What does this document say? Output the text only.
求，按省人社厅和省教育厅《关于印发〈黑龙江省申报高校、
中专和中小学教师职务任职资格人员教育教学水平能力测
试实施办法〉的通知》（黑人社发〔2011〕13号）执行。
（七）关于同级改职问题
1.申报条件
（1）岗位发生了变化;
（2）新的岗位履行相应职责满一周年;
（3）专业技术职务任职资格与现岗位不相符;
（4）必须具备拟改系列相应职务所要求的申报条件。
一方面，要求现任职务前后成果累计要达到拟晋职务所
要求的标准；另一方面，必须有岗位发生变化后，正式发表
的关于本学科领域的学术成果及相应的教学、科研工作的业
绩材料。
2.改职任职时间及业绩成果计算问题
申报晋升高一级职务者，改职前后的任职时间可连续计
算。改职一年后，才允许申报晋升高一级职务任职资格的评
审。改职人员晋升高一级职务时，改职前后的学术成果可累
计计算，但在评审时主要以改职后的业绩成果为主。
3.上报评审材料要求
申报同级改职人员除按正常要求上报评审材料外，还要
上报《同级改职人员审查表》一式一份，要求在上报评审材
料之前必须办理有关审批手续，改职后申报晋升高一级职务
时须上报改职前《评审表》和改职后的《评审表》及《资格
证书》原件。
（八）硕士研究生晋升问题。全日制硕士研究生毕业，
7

[STATED TASK] Please quote the records above exactly, without skipping a line.

[RESPONSE]
What does this document say? Output the text only.
求，按省人社厅和省教育厅《关于印发〈黑龙江省申报高校、
中专和中小学教师职务任职资格人员教育教学水平能力测
试实施办法〉的通知》（黑人社发〔2011〕13号）执行。
（七）关于同级改职问题
1.申报条件
（1）岗位发生了变化;
（2）新的岗位履行相应职责满一周年;
（3）专业技术职务任职资格与现岗位不相符;
（4）必须具备拟改系列相应职务所要求的申报条件。
一方面，要求现任职务前后成果累计要达到拟晋职务所
要求的标准；另一方面，必须有岗位发生变化后，正式发表
的关于本学科领域的学术成果及相应的教学、科研工作的业
绩材料。
2.改职任职时间及业绩成果计算问题
申报晋升高一级职务者，改职前后的任职时间可连续计
算。改职一年后，才允许申报晋升高一级职务任职资格的评
审。改职人员晋升高一级职务时，改职前后的学术成果可累
计计算，但在评审时主要以改职后的业绩成果为主。
3.上报评审材料要求
申报同级改职人员除按正常要求上报评审材料外，还要
上报《同级改职人员审查表》一式一份，要求在上报评审材
料之前必须办理有关审批手续，改职后申报晋升高一级职务
时须上报改职前《评审表》和改职后的《评审表》及《资格
证书》原件。
（八）硕士研究生晋升问题。全日制硕士研究生毕业，
7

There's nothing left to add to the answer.